* BEGIN RECORD EXCERPTS *
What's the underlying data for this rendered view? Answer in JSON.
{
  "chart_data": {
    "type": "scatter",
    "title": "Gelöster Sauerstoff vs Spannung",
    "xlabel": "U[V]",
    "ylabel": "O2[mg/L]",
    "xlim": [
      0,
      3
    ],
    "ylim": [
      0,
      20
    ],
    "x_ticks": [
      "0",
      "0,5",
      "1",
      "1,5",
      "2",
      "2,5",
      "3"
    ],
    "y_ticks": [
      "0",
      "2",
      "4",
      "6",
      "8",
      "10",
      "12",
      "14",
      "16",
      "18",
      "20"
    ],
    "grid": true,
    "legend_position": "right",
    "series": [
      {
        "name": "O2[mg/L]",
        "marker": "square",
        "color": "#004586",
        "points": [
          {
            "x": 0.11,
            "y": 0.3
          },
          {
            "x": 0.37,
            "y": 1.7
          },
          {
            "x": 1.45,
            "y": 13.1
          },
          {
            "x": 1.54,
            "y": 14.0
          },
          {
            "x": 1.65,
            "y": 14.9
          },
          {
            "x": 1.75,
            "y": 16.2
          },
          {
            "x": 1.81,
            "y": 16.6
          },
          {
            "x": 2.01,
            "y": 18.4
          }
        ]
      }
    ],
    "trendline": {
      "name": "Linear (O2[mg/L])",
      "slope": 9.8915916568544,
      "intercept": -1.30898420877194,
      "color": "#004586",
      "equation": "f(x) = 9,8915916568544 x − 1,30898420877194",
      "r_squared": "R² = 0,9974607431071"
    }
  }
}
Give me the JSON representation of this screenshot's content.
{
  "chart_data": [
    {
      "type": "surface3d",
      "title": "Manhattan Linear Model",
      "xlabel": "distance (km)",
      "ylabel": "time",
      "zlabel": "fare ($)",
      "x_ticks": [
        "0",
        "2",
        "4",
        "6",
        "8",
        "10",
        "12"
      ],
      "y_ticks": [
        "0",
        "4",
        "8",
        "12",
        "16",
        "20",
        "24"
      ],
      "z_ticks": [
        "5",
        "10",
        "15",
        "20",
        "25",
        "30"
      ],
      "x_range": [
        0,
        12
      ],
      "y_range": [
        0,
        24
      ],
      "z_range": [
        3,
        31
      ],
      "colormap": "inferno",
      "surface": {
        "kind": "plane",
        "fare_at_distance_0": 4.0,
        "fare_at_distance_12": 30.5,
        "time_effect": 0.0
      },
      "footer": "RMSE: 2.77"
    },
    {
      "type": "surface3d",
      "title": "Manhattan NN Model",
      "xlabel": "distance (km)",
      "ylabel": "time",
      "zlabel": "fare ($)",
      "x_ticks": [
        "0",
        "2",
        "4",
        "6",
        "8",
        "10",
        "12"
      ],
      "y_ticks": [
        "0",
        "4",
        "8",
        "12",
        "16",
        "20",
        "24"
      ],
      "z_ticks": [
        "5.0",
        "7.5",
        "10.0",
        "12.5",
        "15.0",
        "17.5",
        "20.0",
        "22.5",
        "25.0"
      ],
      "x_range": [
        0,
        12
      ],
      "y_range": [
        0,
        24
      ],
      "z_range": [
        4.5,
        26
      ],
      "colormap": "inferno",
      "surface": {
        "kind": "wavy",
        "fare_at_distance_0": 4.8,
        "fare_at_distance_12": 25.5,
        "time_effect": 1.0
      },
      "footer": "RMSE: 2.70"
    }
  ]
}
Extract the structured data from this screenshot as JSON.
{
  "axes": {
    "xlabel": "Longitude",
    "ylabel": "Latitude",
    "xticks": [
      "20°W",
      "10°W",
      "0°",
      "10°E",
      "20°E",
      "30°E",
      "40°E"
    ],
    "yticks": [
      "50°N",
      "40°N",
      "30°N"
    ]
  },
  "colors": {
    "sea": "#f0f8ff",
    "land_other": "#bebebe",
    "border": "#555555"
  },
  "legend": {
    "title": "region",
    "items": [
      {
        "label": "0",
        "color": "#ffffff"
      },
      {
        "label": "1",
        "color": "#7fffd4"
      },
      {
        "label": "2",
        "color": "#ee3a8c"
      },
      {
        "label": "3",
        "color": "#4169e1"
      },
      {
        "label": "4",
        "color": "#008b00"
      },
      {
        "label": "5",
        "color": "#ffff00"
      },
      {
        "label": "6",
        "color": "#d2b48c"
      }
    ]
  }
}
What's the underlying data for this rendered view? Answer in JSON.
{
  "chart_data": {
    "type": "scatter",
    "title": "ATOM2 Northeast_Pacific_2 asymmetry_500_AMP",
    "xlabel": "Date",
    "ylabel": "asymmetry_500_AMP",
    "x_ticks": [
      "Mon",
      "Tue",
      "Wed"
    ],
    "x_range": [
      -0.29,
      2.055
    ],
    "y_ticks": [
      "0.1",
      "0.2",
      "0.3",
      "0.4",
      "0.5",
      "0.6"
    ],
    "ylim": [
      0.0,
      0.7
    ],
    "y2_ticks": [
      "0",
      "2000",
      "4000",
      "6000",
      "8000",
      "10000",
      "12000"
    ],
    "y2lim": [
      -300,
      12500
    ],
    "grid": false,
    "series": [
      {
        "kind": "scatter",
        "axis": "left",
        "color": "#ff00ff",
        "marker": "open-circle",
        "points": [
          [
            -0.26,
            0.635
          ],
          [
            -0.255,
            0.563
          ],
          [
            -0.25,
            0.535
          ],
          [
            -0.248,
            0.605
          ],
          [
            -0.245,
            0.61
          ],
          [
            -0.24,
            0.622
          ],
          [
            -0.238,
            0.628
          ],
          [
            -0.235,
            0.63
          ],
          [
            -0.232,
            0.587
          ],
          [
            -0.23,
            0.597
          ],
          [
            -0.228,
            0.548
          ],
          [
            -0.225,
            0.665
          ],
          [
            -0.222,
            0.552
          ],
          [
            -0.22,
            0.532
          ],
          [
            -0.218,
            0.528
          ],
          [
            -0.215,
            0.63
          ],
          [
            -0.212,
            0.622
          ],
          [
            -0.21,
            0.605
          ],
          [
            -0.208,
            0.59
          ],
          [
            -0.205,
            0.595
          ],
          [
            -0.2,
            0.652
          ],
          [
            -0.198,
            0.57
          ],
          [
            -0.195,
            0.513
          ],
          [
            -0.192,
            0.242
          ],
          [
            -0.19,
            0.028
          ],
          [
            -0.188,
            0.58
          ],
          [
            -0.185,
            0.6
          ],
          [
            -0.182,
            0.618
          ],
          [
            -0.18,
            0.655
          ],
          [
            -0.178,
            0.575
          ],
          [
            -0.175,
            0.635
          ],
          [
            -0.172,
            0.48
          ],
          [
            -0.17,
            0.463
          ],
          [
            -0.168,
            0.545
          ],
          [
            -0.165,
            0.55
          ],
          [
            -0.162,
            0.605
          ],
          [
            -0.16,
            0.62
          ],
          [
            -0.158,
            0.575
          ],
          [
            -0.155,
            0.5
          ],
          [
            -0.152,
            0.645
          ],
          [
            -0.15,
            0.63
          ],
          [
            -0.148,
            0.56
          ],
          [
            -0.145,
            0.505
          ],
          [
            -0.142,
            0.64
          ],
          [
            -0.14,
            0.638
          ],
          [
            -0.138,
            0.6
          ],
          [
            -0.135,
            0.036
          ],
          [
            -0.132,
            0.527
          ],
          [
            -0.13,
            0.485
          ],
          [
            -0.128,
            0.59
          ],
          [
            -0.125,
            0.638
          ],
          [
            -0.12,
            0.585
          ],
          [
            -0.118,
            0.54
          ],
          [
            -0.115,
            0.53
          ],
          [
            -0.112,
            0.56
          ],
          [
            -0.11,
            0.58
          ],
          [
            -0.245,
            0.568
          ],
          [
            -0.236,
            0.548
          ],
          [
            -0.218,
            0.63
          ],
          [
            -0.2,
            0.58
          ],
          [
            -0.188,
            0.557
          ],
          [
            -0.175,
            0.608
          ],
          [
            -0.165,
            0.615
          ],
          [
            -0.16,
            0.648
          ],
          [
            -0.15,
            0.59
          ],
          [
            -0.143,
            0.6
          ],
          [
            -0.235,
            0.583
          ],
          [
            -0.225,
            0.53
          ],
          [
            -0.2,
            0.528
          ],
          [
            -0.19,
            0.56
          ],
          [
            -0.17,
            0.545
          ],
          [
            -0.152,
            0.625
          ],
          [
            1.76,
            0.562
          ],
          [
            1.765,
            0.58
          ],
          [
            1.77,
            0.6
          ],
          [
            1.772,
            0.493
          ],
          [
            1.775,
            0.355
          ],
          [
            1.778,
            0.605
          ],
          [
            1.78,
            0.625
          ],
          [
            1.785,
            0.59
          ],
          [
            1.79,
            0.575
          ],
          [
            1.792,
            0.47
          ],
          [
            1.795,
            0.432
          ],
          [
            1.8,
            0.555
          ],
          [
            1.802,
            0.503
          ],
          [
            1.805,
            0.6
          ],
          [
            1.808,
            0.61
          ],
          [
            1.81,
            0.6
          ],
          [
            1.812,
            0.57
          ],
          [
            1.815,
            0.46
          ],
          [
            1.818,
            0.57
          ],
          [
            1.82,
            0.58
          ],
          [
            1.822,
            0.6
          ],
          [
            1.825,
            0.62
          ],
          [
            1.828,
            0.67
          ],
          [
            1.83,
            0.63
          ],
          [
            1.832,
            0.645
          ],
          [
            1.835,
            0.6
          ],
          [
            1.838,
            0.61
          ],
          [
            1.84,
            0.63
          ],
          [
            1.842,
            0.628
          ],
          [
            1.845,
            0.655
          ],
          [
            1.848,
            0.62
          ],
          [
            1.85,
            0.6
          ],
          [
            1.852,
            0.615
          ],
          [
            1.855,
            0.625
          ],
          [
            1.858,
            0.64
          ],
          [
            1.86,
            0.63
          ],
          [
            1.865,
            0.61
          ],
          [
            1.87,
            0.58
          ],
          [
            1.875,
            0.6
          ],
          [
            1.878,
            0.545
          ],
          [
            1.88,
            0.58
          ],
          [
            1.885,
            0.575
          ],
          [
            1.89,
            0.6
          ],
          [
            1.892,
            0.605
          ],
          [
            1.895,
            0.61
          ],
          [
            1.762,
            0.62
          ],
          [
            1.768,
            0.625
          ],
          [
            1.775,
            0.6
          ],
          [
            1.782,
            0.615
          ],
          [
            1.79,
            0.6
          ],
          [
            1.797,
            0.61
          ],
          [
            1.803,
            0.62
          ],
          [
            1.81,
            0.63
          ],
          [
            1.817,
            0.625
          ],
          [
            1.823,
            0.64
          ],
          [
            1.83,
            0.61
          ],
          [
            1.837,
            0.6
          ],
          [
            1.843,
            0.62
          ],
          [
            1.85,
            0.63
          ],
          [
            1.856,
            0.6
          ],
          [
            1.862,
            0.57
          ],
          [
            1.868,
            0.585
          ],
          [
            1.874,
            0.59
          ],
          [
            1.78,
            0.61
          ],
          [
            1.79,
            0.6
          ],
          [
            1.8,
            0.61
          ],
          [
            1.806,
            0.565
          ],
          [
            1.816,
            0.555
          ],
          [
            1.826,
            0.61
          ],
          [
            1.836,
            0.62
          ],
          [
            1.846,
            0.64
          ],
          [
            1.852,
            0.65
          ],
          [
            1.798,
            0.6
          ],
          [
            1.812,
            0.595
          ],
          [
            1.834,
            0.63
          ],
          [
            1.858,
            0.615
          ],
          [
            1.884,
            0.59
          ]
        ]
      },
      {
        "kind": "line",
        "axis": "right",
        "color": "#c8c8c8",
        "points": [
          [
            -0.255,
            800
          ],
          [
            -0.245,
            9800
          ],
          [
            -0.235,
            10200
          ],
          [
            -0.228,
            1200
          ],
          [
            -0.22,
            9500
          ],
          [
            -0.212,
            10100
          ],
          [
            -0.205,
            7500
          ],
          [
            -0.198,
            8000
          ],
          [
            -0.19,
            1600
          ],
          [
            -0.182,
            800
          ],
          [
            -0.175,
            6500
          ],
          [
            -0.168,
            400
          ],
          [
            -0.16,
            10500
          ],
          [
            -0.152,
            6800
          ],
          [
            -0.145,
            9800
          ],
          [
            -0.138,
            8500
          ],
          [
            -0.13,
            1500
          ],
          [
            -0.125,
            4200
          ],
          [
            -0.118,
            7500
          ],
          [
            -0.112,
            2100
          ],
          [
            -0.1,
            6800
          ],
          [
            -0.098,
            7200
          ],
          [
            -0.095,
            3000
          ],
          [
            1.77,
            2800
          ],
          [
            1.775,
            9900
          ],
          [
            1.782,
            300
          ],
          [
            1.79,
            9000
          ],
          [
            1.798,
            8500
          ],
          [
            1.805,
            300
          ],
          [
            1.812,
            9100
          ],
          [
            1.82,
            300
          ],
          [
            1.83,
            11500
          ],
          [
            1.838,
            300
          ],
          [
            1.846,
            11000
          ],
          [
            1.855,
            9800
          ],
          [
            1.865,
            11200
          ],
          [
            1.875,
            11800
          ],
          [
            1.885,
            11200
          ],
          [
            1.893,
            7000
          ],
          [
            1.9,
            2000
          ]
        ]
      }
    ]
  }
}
* END RECORD EXCERPTS *
*DIRECTIONS:*
Select and copy each line from the data that includes the word "title".

*WRITTEN RESPONSE:*
    "title": "Gelöster Sauerstoff vs Spannung",
      "title": "Manhattan Linear Model",
      "title": "Manhattan NN Model",
    "title": "region",
    "title": "ATOM2 Northeast_Pacific_2 asymmetry_500_AMP",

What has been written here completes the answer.